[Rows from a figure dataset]

####################

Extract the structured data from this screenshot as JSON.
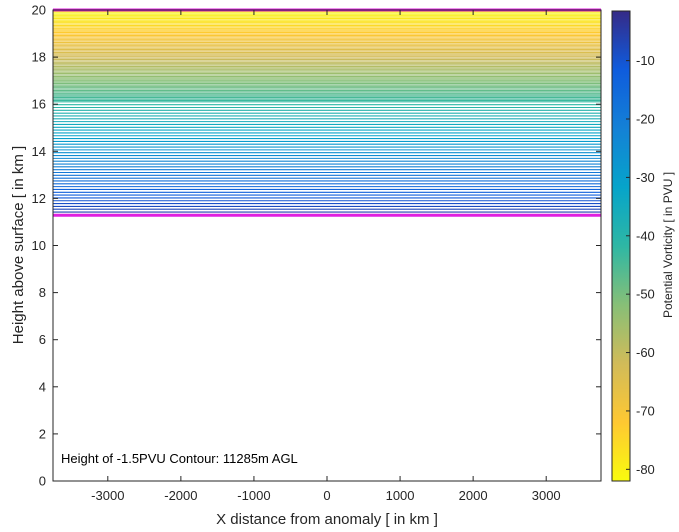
{
  "chart_data": {
    "type": "contour",
    "xlabel": "X distance from anomaly [ in km ]",
    "ylabel": "Height above surface [ in km ]",
    "xlim": [
      -3750,
      3750
    ],
    "ylim": [
      0,
      20
    ],
    "xticks": [
      -3000,
      -2000,
      -1000,
      0,
      1000,
      2000,
      3000
    ],
    "yticks": [
      0,
      2,
      4,
      6,
      8,
      10,
      12,
      14,
      16,
      18,
      20
    ],
    "grid": false,
    "annotation": "Height of -1.5PVU Contour: 11285m AGL",
    "contour_heights_km": {
      "start": 11.3,
      "end": 20,
      "dense_below_km": 16,
      "spacing_below_km": 0.12,
      "spacing_above_km": 0.06
    },
    "highlight_contours": [
      {
        "label": "-1.5PVU contour",
        "height_km": 11.285,
        "color": "#e020e0"
      },
      {
        "label": "top boundary",
        "height_km": 20,
        "color": "#e020e0"
      }
    ],
    "colorbar": {
      "label": "Potential Vorticity [ in PVU ]",
      "range": [
        -82,
        -1.5
      ],
      "ticks": [
        -10,
        -20,
        -30,
        -40,
        -50,
        -60,
        -70,
        -80
      ],
      "colormap": "parula",
      "colors": [
        "#352a87",
        "#0f5cdd",
        "#1481d6",
        "#06a4ca",
        "#2eb7a4",
        "#87bf77",
        "#d1bb59",
        "#fec832",
        "#f9fb0e"
      ]
    }
  }
}
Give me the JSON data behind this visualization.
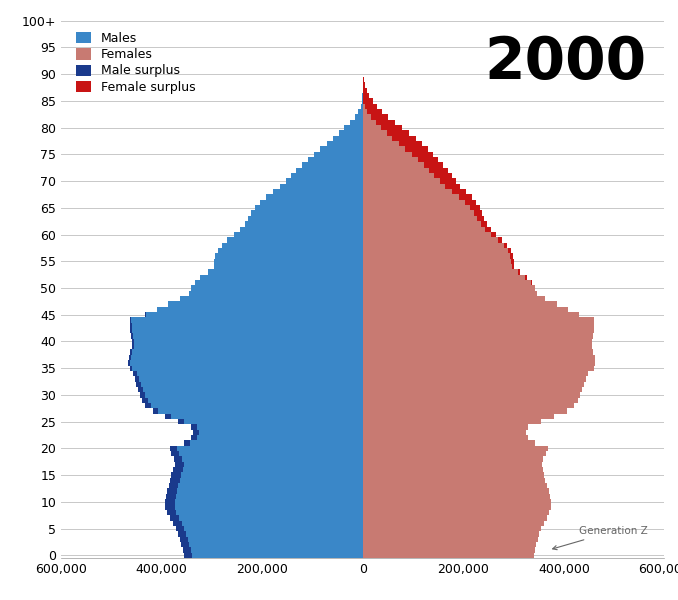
{
  "year_label": "2000",
  "males": [
    356000,
    358000,
    361000,
    364000,
    367000,
    372000,
    378000,
    384000,
    390000,
    393000,
    393000,
    392000,
    390000,
    386000,
    383000,
    382000,
    378000,
    374000,
    376000,
    381000,
    383000,
    356000,
    342000,
    338000,
    342000,
    368000,
    393000,
    418000,
    432000,
    438000,
    442000,
    446000,
    450000,
    453000,
    456000,
    463000,
    466000,
    465000,
    462000,
    459000,
    459000,
    460000,
    462000,
    462000,
    463000,
    432000,
    410000,
    387000,
    363000,
    346000,
    342000,
    334000,
    323000,
    308000,
    296000,
    295000,
    293000,
    288000,
    280000,
    269000,
    256000,
    244000,
    235000,
    228000,
    222000,
    214000,
    204000,
    192000,
    178000,
    164000,
    153000,
    142000,
    132000,
    121000,
    109000,
    97000,
    85000,
    72000,
    59000,
    48000,
    37000,
    26000,
    16000,
    9000,
    4000,
    1500,
    600,
    200,
    80,
    30,
    10,
    5,
    2,
    1,
    1,
    1,
    1,
    1,
    1,
    1,
    1
  ],
  "females": [
    340000,
    342000,
    345000,
    348000,
    351000,
    355000,
    360000,
    366000,
    371000,
    374000,
    374000,
    372000,
    370000,
    367000,
    363000,
    361000,
    358000,
    356000,
    359000,
    365000,
    369000,
    343000,
    329000,
    325000,
    329000,
    355000,
    381000,
    407000,
    421000,
    428000,
    432000,
    436000,
    440000,
    444000,
    448000,
    459000,
    462000,
    461000,
    458000,
    455000,
    455000,
    457000,
    459000,
    459000,
    460000,
    431000,
    409000,
    387000,
    363000,
    347000,
    343000,
    336000,
    326000,
    312000,
    301000,
    301000,
    299000,
    295000,
    287000,
    277000,
    266000,
    256000,
    248000,
    242000,
    237000,
    233000,
    226000,
    217000,
    205000,
    194000,
    186000,
    177000,
    169000,
    160000,
    150000,
    140000,
    130000,
    118000,
    105000,
    92000,
    79000,
    65000,
    51000,
    39000,
    29000,
    20000,
    13000,
    8000,
    4500,
    2500,
    1300,
    600,
    300,
    150,
    70,
    30,
    15,
    7,
    3,
    1,
    1
  ],
  "color_male": "#3a87c8",
  "color_female": "#c87a72",
  "color_male_surplus": "#1a3a8c",
  "color_female_surplus": "#c81414",
  "annotation_text": "Generation Z",
  "xlim": 600000,
  "xticks": [
    -600000,
    -400000,
    -200000,
    0,
    200000,
    400000,
    600000
  ],
  "xticklabels": [
    "600,000",
    "400,000",
    "200,000",
    "0",
    "200,000",
    "400,000",
    "600,000"
  ],
  "background_color": "#ffffff",
  "grid_color": "#c8c8c8"
}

####################

#### [REQUIREMENT]
In the entries above, identify every line with the word "JSON". Copy those lines.

#### [COMPLETE RESPONSE]
Extract the structured data from this screenshot as JSON.
Give me the JSON data behind this visualization.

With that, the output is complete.